**Data excerpts:**
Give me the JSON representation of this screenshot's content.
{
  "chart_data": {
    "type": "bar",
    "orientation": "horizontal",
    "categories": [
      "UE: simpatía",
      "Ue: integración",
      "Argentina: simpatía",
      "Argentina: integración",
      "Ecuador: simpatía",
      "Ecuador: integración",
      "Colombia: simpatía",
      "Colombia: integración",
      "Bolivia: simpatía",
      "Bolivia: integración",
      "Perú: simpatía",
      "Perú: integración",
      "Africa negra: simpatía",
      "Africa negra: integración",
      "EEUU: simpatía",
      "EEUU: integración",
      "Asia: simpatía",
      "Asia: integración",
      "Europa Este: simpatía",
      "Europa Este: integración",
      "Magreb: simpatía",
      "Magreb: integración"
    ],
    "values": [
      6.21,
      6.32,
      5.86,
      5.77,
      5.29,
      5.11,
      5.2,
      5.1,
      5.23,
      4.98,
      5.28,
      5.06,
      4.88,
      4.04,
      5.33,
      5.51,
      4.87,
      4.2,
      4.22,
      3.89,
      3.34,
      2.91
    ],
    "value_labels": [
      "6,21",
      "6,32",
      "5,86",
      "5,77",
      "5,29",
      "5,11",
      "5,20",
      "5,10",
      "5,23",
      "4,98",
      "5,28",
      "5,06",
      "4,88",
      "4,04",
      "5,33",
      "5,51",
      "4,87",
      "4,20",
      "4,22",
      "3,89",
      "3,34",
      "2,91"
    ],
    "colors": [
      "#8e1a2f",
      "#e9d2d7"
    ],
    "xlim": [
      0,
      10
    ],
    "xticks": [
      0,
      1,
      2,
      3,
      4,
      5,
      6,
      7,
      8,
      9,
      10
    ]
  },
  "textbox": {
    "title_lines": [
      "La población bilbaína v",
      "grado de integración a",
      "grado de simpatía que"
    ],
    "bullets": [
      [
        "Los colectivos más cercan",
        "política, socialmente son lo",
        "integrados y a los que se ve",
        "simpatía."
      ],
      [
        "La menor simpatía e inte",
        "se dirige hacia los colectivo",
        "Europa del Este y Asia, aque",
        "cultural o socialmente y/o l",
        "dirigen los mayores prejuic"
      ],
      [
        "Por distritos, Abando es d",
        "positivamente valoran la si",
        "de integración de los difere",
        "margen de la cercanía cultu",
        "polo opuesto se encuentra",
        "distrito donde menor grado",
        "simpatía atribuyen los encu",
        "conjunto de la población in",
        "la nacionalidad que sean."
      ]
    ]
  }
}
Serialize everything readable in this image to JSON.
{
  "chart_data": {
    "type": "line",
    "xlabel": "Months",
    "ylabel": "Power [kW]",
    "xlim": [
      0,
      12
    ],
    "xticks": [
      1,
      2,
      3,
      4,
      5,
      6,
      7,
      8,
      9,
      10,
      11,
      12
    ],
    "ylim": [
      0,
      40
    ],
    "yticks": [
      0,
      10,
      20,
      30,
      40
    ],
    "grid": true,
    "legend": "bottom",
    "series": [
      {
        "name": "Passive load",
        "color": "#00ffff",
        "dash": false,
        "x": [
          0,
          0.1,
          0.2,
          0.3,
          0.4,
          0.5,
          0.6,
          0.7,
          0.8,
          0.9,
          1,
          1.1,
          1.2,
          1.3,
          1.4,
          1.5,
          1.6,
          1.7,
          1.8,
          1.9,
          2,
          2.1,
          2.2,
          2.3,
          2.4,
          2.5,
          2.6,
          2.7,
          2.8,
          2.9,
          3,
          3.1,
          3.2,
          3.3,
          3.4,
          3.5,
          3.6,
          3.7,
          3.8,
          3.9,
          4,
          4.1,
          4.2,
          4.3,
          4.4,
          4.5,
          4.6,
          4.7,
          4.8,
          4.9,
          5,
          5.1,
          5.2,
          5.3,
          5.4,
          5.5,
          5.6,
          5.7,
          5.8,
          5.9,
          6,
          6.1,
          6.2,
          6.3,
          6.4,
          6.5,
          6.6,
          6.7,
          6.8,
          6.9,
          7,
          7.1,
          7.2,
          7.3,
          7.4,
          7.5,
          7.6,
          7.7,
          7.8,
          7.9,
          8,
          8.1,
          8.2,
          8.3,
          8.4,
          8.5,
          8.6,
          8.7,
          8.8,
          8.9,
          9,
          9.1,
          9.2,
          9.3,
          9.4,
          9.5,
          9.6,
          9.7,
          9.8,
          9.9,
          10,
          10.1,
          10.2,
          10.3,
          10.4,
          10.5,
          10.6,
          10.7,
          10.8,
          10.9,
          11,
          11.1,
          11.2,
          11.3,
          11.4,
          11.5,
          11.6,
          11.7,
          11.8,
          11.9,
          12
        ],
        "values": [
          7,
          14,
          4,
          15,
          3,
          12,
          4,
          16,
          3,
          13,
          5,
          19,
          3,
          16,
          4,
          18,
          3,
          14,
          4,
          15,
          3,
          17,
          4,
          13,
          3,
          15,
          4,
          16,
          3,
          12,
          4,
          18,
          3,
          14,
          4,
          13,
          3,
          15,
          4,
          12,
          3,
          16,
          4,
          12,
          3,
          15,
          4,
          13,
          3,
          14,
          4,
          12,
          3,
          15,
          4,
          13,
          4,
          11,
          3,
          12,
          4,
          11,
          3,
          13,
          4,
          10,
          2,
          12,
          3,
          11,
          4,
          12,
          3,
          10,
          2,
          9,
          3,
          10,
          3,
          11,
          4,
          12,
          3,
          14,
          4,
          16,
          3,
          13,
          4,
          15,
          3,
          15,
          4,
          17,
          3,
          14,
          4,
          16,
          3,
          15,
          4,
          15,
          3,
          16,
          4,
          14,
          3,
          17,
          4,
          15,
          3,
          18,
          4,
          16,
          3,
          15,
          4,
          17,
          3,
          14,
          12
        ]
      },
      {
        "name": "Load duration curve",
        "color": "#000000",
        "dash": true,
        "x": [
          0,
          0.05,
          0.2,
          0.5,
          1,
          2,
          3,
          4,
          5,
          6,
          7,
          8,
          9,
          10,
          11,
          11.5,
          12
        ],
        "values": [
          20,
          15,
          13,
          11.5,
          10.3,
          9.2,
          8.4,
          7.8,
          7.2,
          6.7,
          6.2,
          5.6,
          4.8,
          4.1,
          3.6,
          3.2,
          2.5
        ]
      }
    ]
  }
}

**Stated task:** Every line of the material must be returned exactly as it appears.

**Result:**
Give me the JSON representation of this screenshot's content.
{
  "chart_data": {
    "type": "bar",
    "orientation": "horizontal",
    "categories": [
      "UE: simpatía",
      "Ue: integración",
      "Argentina: simpatía",
      "Argentina: integración",
      "Ecuador: simpatía",
      "Ecuador: integración",
      "Colombia: simpatía",
      "Colombia: integración",
      "Bolivia: simpatía",
      "Bolivia: integración",
      "Perú: simpatía",
      "Perú: integración",
      "Africa negra: simpatía",
      "Africa negra: integración",
      "EEUU: simpatía",
      "EEUU: integración",
      "Asia: simpatía",
      "Asia: integración",
      "Europa Este: simpatía",
      "Europa Este: integración",
      "Magreb: simpatía",
      "Magreb: integración"
    ],
    "values": [
      6.21,
      6.32,
      5.86,
      5.77,
      5.29,
      5.11,
      5.2,
      5.1,
      5.23,
      4.98,
      5.28,
      5.06,
      4.88,
      4.04,
      5.33,
      5.51,
      4.87,
      4.2,
      4.22,
      3.89,
      3.34,
      2.91
    ],
    "value_labels": [
      "6,21",
      "6,32",
      "5,86",
      "5,77",
      "5,29",
      "5,11",
      "5,20",
      "5,10",
      "5,23",
      "4,98",
      "5,28",
      "5,06",
      "4,88",
      "4,04",
      "5,33",
      "5,51",
      "4,87",
      "4,20",
      "4,22",
      "3,89",
      "3,34",
      "2,91"
    ],
    "colors": [
      "#8e1a2f",
      "#e9d2d7"
    ],
    "xlim": [
      0,
      10
    ],
    "xticks": [
      0,
      1,
      2,
      3,
      4,
      5,
      6,
      7,
      8,
      9,
      10
    ]
  },
  "textbox": {
    "title_lines": [
      "La población bilbaína v",
      "grado de integración a",
      "grado de simpatía que"
    ],
    "bullets": [
      [
        "Los colectivos más cercan",
        "política, socialmente son lo",
        "integrados y a los que se ve",
        "simpatía."
      ],
      [
        "La menor simpatía e inte",
        "se dirige hacia los colectivo",
        "Europa del Este y Asia, aque",
        "cultural o socialmente y/o l",
        "dirigen los mayores prejuic"
      ],
      [
        "Por distritos, Abando es d",
        "positivamente valoran la si",
        "de integración de los difere",
        "margen de la cercanía cultu",
        "polo opuesto se encuentra",
        "distrito donde menor grado",
        "simpatía atribuyen los encu",
        "conjunto de la población in",
        "la nacionalidad que sean."
      ]
    ]
  }
}
Serialize everything readable in this image to JSON.
{
  "chart_data": {
    "type": "line",
    "xlabel": "Months",
    "ylabel": "Power [kW]",
    "xlim": [
      0,
      12
    ],
    "xticks": [
      1,
      2,
      3,
      4,
      5,
      6,
      7,
      8,
      9,
      10,
      11,
      12
    ],
    "ylim": [
      0,
      40
    ],
    "yticks": [
      0,
      10,
      20,
      30,
      40
    ],
    "grid": true,
    "legend": "bottom",
    "series": [
      {
        "name": "Passive load",
        "color": "#00ffff",
        "dash": false,
        "x": [
          0,
          0.1,
          0.2,
          0.3,
          0.4,
          0.5,
          0.6,
          0.7,
          0.8,
          0.9,
          1,
          1.1,
          1.2,
          1.3,
          1.4,
          1.5,
          1.6,
          1.7,
          1.8,
          1.9,
          2,
          2.1,
          2.2,
          2.3,
          2.4,
          2.5,
          2.6,
          2.7,
          2.8,
          2.9,
          3,
          3.1,
          3.2,
          3.3,
          3.4,
          3.5,
          3.6,
          3.7,
          3.8,
          3.9,
          4,
          4.1,
          4.2,
          4.3,
          4.4,
          4.5,
          4.6,
          4.7,
          4.8,
          4.9,
          5,
          5.1,
          5.2,
          5.3,
          5.4,
          5.5,
          5.6,
          5.7,
          5.8,
          5.9,
          6,
          6.1,
          6.2,
          6.3,
          6.4,
          6.5,
          6.6,
          6.7,
          6.8,
          6.9,
          7,
          7.1,
          7.2,
          7.3,
          7.4,
          7.5,
          7.6,
          7.7,
          7.8,
          7.9,
          8,
          8.1,
          8.2,
          8.3,
          8.4,
          8.5,
          8.6,
          8.7,
          8.8,
          8.9,
          9,
          9.1,
          9.2,
          9.3,
          9.4,
          9.5,
          9.6,
          9.7,
          9.8,
          9.9,
          10,
          10.1,
          10.2,
          10.3,
          10.4,
          10.5,
          10.6,
          10.7,
          10.8,
          10.9,
          11,
          11.1,
          11.2,
          11.3,
          11.4,
          11.5,
          11.6,
          11.7,
          11.8,
          11.9,
          12
        ],
        "values": [
          7,
          14,
          4,
          15,
          3,
          12,
          4,
          16,
          3,
          13,
          5,
          19,
          3,
          16,
          4,
          18,
          3,
          14,
          4,
          15,
          3,
          17,
          4,
          13,
          3,
          15,
          4,
          16,
          3,
          12,
          4,
          18,
          3,
          14,
          4,
          13,
          3,
          15,
          4,
          12,
          3,
          16,
          4,
          12,
          3,
          15,
          4,
          13,
          3,
          14,
          4,
          12,
          3,
          15,
          4,
          13,
          4,
          11,
          3,
          12,
          4,
          11,
          3,
          13,
          4,
          10,
          2,
          12,
          3,
          11,
          4,
          12,
          3,
          10,
          2,
          9,
          3,
          10,
          3,
          11,
          4,
          12,
          3,
          14,
          4,
          16,
          3,
          13,
          4,
          15,
          3,
          15,
          4,
          17,
          3,
          14,
          4,
          16,
          3,
          15,
          4,
          15,
          3,
          16,
          4,
          14,
          3,
          17,
          4,
          15,
          3,
          18,
          4,
          16,
          3,
          15,
          4,
          17,
          3,
          14,
          12
        ]
      },
      {
        "name": "Load duration curve",
        "color": "#000000",
        "dash": true,
        "x": [
          0,
          0.05,
          0.2,
          0.5,
          1,
          2,
          3,
          4,
          5,
          6,
          7,
          8,
          9,
          10,
          11,
          11.5,
          12
        ],
        "values": [
          20,
          15,
          13,
          11.5,
          10.3,
          9.2,
          8.4,
          7.8,
          7.2,
          6.7,
          6.2,
          5.6,
          4.8,
          4.1,
          3.6,
          3.2,
          2.5
        ]
      }
    ]
  }
}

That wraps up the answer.